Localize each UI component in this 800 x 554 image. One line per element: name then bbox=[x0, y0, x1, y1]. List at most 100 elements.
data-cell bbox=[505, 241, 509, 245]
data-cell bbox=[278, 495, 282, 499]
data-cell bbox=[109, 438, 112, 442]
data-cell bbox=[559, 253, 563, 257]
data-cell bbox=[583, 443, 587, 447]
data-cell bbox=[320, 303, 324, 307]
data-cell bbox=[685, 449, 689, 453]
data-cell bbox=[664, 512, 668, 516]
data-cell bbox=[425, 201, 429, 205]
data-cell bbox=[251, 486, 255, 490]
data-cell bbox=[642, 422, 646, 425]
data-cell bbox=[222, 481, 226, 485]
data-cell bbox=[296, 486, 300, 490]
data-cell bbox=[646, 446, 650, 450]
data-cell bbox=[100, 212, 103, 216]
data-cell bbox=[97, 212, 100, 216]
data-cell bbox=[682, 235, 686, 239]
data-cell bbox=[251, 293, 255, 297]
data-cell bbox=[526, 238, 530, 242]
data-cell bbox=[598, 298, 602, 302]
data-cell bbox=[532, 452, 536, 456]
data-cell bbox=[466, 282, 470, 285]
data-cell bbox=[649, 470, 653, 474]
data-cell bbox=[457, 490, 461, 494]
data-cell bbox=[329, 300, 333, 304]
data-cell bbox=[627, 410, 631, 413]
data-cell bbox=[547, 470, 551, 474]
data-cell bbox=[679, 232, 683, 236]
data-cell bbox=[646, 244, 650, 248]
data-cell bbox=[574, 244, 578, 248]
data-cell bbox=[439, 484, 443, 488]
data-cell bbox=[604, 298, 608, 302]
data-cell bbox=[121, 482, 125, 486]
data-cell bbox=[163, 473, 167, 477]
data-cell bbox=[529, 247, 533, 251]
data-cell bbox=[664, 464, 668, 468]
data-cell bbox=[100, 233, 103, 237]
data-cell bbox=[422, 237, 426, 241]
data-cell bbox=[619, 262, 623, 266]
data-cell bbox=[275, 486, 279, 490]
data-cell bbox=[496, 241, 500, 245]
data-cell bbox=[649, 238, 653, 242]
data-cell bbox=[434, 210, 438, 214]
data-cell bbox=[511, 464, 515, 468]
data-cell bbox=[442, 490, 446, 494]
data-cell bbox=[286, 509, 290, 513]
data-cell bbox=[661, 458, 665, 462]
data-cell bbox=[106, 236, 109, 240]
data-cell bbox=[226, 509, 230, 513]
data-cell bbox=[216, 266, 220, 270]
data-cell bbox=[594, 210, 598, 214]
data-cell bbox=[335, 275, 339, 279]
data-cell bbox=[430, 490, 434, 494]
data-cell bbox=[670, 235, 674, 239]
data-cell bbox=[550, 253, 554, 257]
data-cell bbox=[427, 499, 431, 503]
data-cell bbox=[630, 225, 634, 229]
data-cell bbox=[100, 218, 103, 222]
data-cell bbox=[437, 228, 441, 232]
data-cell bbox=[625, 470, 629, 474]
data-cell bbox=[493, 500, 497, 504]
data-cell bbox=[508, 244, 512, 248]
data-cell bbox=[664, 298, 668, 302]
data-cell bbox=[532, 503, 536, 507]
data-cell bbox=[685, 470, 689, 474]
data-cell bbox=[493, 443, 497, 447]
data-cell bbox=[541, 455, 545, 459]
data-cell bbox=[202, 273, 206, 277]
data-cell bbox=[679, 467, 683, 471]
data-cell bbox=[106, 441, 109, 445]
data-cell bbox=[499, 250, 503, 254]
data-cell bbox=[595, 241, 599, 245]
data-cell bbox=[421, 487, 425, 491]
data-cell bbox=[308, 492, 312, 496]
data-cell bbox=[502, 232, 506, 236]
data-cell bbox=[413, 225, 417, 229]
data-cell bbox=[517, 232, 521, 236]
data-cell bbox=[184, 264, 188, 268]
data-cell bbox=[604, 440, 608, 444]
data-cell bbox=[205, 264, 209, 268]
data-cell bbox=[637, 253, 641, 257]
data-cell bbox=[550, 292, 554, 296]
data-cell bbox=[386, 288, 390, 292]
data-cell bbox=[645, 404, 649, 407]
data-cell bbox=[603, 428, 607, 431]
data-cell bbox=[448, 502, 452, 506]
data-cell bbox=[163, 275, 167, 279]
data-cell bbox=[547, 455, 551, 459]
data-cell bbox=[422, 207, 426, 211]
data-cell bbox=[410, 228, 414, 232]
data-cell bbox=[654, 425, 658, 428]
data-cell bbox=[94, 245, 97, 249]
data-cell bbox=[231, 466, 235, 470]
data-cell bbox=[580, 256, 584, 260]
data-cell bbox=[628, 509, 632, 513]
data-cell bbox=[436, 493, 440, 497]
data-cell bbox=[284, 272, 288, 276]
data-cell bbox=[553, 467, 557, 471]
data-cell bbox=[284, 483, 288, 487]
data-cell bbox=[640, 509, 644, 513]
•••••
| GOAL |
Extract every line of the records above and reproduce each one unchanged, in its original order from first to last.

| FULL RESPONSE |
Localize each UI component in this 800 x 554 image. One line per element: name then bbox=[x0, y0, x1, y1]. List at most 100 elements.
data-cell bbox=[505, 241, 509, 245]
data-cell bbox=[278, 495, 282, 499]
data-cell bbox=[109, 438, 112, 442]
data-cell bbox=[559, 253, 563, 257]
data-cell bbox=[583, 443, 587, 447]
data-cell bbox=[320, 303, 324, 307]
data-cell bbox=[685, 449, 689, 453]
data-cell bbox=[664, 512, 668, 516]
data-cell bbox=[425, 201, 429, 205]
data-cell bbox=[251, 486, 255, 490]
data-cell bbox=[642, 422, 646, 425]
data-cell bbox=[222, 481, 226, 485]
data-cell bbox=[296, 486, 300, 490]
data-cell bbox=[646, 446, 650, 450]
data-cell bbox=[100, 212, 103, 216]
data-cell bbox=[97, 212, 100, 216]
data-cell bbox=[682, 235, 686, 239]
data-cell bbox=[251, 293, 255, 297]
data-cell bbox=[526, 238, 530, 242]
data-cell bbox=[598, 298, 602, 302]
data-cell bbox=[532, 452, 536, 456]
data-cell bbox=[466, 282, 470, 285]
data-cell bbox=[649, 470, 653, 474]
data-cell bbox=[457, 490, 461, 494]
data-cell bbox=[329, 300, 333, 304]
data-cell bbox=[627, 410, 631, 413]
data-cell bbox=[547, 470, 551, 474]
data-cell bbox=[679, 232, 683, 236]
data-cell bbox=[646, 244, 650, 248]
data-cell bbox=[574, 244, 578, 248]
data-cell bbox=[439, 484, 443, 488]
data-cell bbox=[604, 298, 608, 302]
data-cell bbox=[121, 482, 125, 486]
data-cell bbox=[163, 473, 167, 477]
data-cell bbox=[529, 247, 533, 251]
data-cell bbox=[664, 464, 668, 468]
data-cell bbox=[100, 233, 103, 237]
data-cell bbox=[422, 237, 426, 241]
data-cell bbox=[619, 262, 623, 266]
data-cell bbox=[275, 486, 279, 490]
data-cell bbox=[496, 241, 500, 245]
data-cell bbox=[649, 238, 653, 242]
data-cell bbox=[434, 210, 438, 214]
data-cell bbox=[511, 464, 515, 468]
data-cell bbox=[442, 490, 446, 494]
data-cell bbox=[286, 509, 290, 513]
data-cell bbox=[661, 458, 665, 462]
data-cell bbox=[106, 236, 109, 240]
data-cell bbox=[226, 509, 230, 513]
data-cell bbox=[216, 266, 220, 270]
data-cell bbox=[594, 210, 598, 214]
data-cell bbox=[335, 275, 339, 279]
data-cell bbox=[430, 490, 434, 494]
data-cell bbox=[670, 235, 674, 239]
data-cell bbox=[550, 253, 554, 257]
data-cell bbox=[427, 499, 431, 503]
data-cell bbox=[630, 225, 634, 229]
data-cell bbox=[100, 218, 103, 222]
data-cell bbox=[437, 228, 441, 232]
data-cell bbox=[625, 470, 629, 474]
data-cell bbox=[493, 500, 497, 504]
data-cell bbox=[508, 244, 512, 248]
data-cell bbox=[664, 298, 668, 302]
data-cell bbox=[532, 503, 536, 507]
data-cell bbox=[685, 470, 689, 474]
data-cell bbox=[493, 443, 497, 447]
data-cell bbox=[541, 455, 545, 459]
data-cell bbox=[202, 273, 206, 277]
data-cell bbox=[679, 467, 683, 471]
data-cell bbox=[106, 441, 109, 445]
data-cell bbox=[499, 250, 503, 254]
data-cell bbox=[595, 241, 599, 245]
data-cell bbox=[421, 487, 425, 491]
data-cell bbox=[308, 492, 312, 496]
data-cell bbox=[502, 232, 506, 236]
data-cell bbox=[413, 225, 417, 229]
data-cell bbox=[517, 232, 521, 236]
data-cell bbox=[184, 264, 188, 268]
data-cell bbox=[604, 440, 608, 444]
data-cell bbox=[205, 264, 209, 268]
data-cell bbox=[637, 253, 641, 257]
data-cell bbox=[550, 292, 554, 296]
data-cell bbox=[386, 288, 390, 292]
data-cell bbox=[645, 404, 649, 407]
data-cell bbox=[603, 428, 607, 431]
data-cell bbox=[448, 502, 452, 506]
data-cell bbox=[163, 275, 167, 279]
data-cell bbox=[547, 455, 551, 459]
data-cell bbox=[422, 207, 426, 211]
data-cell bbox=[410, 228, 414, 232]
data-cell bbox=[654, 425, 658, 428]
data-cell bbox=[94, 245, 97, 249]
data-cell bbox=[231, 466, 235, 470]
data-cell bbox=[580, 256, 584, 260]
data-cell bbox=[628, 509, 632, 513]
data-cell bbox=[436, 493, 440, 497]
data-cell bbox=[284, 272, 288, 276]
data-cell bbox=[553, 467, 557, 471]
data-cell bbox=[284, 483, 288, 487]
data-cell bbox=[640, 509, 644, 513]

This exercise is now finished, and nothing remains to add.